§ **GIVEN TASK**
Reproduce all of the records exactly.

§ **RECORD EXTRACTS**
-- BEGIN --

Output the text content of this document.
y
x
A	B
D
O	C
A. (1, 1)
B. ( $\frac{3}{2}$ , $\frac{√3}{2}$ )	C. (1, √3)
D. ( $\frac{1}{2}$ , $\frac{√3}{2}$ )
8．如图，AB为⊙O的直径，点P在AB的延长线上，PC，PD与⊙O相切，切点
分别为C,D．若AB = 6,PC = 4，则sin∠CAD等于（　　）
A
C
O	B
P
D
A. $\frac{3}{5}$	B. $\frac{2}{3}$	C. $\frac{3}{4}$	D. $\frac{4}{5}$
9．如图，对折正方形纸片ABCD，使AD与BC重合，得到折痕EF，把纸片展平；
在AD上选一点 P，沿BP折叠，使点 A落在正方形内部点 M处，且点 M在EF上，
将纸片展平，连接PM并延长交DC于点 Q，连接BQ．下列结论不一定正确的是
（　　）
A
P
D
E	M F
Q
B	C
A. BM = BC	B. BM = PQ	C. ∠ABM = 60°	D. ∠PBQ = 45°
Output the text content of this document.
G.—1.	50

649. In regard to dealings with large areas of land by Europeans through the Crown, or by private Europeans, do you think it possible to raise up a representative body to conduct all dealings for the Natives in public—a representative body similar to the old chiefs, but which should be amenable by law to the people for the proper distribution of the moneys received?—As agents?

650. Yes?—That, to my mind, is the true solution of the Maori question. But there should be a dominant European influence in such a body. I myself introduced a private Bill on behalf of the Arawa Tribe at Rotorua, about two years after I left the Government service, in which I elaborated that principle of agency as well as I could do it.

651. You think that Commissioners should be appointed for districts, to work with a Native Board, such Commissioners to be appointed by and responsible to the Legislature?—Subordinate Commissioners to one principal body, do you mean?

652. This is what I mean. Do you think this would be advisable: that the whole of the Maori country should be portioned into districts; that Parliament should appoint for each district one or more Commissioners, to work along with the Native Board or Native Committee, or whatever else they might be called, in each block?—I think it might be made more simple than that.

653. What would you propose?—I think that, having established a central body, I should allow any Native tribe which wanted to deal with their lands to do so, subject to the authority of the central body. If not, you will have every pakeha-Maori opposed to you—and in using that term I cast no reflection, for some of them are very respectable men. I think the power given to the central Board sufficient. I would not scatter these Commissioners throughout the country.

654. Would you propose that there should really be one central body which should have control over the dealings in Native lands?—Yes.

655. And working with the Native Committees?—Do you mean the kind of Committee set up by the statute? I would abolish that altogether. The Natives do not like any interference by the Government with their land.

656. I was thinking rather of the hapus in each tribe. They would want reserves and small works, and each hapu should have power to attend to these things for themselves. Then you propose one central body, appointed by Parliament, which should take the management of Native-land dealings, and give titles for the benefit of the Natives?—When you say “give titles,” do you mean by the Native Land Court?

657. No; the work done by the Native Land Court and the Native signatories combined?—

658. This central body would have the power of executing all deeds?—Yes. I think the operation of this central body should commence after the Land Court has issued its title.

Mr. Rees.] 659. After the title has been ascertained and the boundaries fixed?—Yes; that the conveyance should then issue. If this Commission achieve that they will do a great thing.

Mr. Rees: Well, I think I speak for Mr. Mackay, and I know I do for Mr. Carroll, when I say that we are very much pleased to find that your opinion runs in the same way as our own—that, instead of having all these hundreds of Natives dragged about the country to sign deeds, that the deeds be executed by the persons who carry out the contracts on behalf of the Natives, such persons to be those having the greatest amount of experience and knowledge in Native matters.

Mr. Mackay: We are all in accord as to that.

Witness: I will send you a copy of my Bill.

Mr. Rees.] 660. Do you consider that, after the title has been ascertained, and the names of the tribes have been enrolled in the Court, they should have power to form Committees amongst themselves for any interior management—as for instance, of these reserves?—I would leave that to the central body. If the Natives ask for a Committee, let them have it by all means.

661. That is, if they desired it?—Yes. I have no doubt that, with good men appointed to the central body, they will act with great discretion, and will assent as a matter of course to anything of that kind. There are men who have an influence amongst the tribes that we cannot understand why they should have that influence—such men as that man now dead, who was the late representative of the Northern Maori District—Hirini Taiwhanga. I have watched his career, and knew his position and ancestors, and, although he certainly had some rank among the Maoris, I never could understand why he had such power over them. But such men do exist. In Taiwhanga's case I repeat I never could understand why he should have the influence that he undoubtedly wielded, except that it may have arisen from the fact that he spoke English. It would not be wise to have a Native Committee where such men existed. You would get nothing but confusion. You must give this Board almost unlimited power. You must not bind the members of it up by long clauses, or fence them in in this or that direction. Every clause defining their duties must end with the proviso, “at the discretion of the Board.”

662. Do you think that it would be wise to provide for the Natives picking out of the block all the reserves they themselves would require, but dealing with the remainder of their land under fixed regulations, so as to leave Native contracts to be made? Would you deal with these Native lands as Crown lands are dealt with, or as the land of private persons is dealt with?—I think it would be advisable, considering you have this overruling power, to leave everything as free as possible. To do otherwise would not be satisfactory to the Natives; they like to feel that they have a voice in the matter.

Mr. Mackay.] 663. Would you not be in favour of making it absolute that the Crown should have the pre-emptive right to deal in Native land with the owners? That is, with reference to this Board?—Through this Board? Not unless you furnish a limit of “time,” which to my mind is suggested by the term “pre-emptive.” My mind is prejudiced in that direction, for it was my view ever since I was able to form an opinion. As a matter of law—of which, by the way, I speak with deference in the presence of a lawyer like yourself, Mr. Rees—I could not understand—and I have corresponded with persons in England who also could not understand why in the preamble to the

-- END --

§ **IN RESPONSE**
Output the text content of this document.
y
x
A	B
D
O	C
A. (1, 1)
B. ( $\frac{3}{2}$ , $\frac{√3}{2}$ )	C. (1, √3)
D. ( $\frac{1}{2}$ , $\frac{√3}{2}$ )
8．如图，AB为⊙O的直径，点P在AB的延长线上，PC，PD与⊙O相切，切点
分别为C,D．若AB = 6,PC = 4，则sin∠CAD等于（　　）
A
C
O	B
P
D
A. $\frac{3}{5}$	B. $\frac{2}{3}$	C. $\frac{3}{4}$	D. $\frac{4}{5}$
9．如图，对折正方形纸片ABCD，使AD与BC重合，得到折痕EF，把纸片展平；
在AD上选一点 P，沿BP折叠，使点 A落在正方形内部点 M处，且点 M在EF上，
将纸片展平，连接PM并延长交DC于点 Q，连接BQ．下列结论不一定正确的是
（　　）
A
P
D
E	M F
Q
B	C
A. BM = BC	B. BM = PQ	C. ∠ABM = 60°	D. ∠PBQ = 45°
Output the text content of this document.
G.—1.	50

649. In regard to dealings with large areas of land by Europeans through the Crown, or by private Europeans, do you think it possible to raise up a representative body to conduct all dealings for the Natives in public—a representative body similar to the old chiefs, but which should be amenable by law to the people for the proper distribution of the moneys received?—As agents?

650. Yes?—That, to my mind, is the true solution of the Maori question. But there should be a dominant European influence in such a body. I myself introduced a private Bill on behalf of the Arawa Tribe at Rotorua, about two years after I left the Government service, in which I elaborated that principle of agency as well as I could do it.

651. You think that Commissioners should be appointed for districts, to work with a Native Board, such Commissioners to be appointed by and responsible to the Legislature?—Subordinate Commissioners to one principal body, do you mean?

652. This is what I mean. Do you think this would be advisable: that the whole of the Maori country should be portioned into districts; that Parliament should appoint for each district one or more Commissioners, to work along with the Native Board or Native Committee, or whatever else they might be called, in each block?—I think it might be made more simple than that.

653. What would you propose?—I think that, having established a central body, I should allow any Native tribe which wanted to deal with their lands to do so, subject to the authority of the central body. If not, you will have every pakeha-Maori opposed to you—and in using that term I cast no reflection, for some of them are very respectable men. I think the power given to the central Board sufficient. I would not scatter these Commissioners throughout the country.

654. Would you propose that there should really be one central body which should have control over the dealings in Native lands?—Yes.

655. And working with the Native Committees?—Do you mean the kind of Committee set up by the statute? I would abolish that altogether. The Natives do not like any interference by the Government with their land.

656. I was thinking rather of the hapus in each tribe. They would want reserves and small works, and each hapu should have power to attend to these things for themselves. Then you propose one central body, appointed by Parliament, which should take the management of Native-land dealings, and give titles for the benefit of the Natives?—When you say “give titles,” do you mean by the Native Land Court?

657. No; the work done by the Native Land Court and the Native signatories combined?—

658. This central body would have the power of executing all deeds?—Yes. I think the operation of this central body should commence after the Land Court has issued its title.

Mr. Rees.] 659. After the title has been ascertained and the boundaries fixed?—Yes; that the conveyance should then issue. If this Commission achieve that they will do a great thing.

Mr. Rees: Well, I think I speak for Mr. Mackay, and I know I do for Mr. Carroll, when I say that we are very much pleased to find that your opinion runs in the same way as our own—that, instead of having all these hundreds of Natives dragged about the country to sign deeds, that the deeds be executed by the persons who carry out the contracts on behalf of the Natives, such persons to be those having the greatest amount of experience and knowledge in Native matters.

Mr. Mackay: We are all in accord as to that.

Witness: I will send you a copy of my Bill.

Mr. Rees.] 660. Do you consider that, after the title has been ascertained, and the names of the tribes have been enrolled in the Court, they should have power to form Committees amongst themselves for any interior management—as for instance, of these reserves?—I would leave that to the central body. If the Natives ask for a Committee, let them have it by all means.

661. That is, if they desired it?—Yes. I have no doubt that, with good men appointed to the central body, they will act with great discretion, and will assent as a matter of course to anything of that kind. There are men who have an influence amongst the tribes that we cannot understand why they should have that influence—such men as that man now dead, who was the late representative of the Northern Maori District—Hirini Taiwhanga. I have watched his career, and knew his position and ancestors, and, although he certainly had some rank among the Maoris, I never could understand why he had such power over them. But such men do exist. In Taiwhanga's case I repeat I never could understand why he should have the influence that he undoubtedly wielded, except that it may have arisen from the fact that he spoke English. It would not be wise to have a Native Committee where such men existed. You would get nothing but confusion. You must give this Board almost unlimited power. You must not bind the members of it up by long clauses, or fence them in in this or that direction. Every clause defining their duties must end with the proviso, “at the discretion of the Board.”

662. Do you think that it would be wise to provide for the Natives picking out of the block all the reserves they themselves would require, but dealing with the remainder of their land under fixed regulations, so as to leave Native contracts to be made? Would you deal with these Native lands as Crown lands are dealt with, or as the land of private persons is dealt with?—I think it would be advisable, considering you have this overruling power, to leave everything as free as possible. To do otherwise would not be satisfactory to the Natives; they like to feel that they have a voice in the matter.

Mr. Mackay.] 663. Would you not be in favour of making it absolute that the Crown should have the pre-emptive right to deal in Native land with the owners? That is, with reference to this Board?—Through this Board? Not unless you furnish a limit of “time,” which to my mind is suggested by the term “pre-emptive.” My mind is prejudiced in that direction, for it was my view ever since I was able to form an opinion. As a matter of law—of which, by the way, I speak with deference in the presence of a lawyer like yourself, Mr. Rees—I could not understand—and I have corresponded with persons in England who also could not understand why in the preamble to the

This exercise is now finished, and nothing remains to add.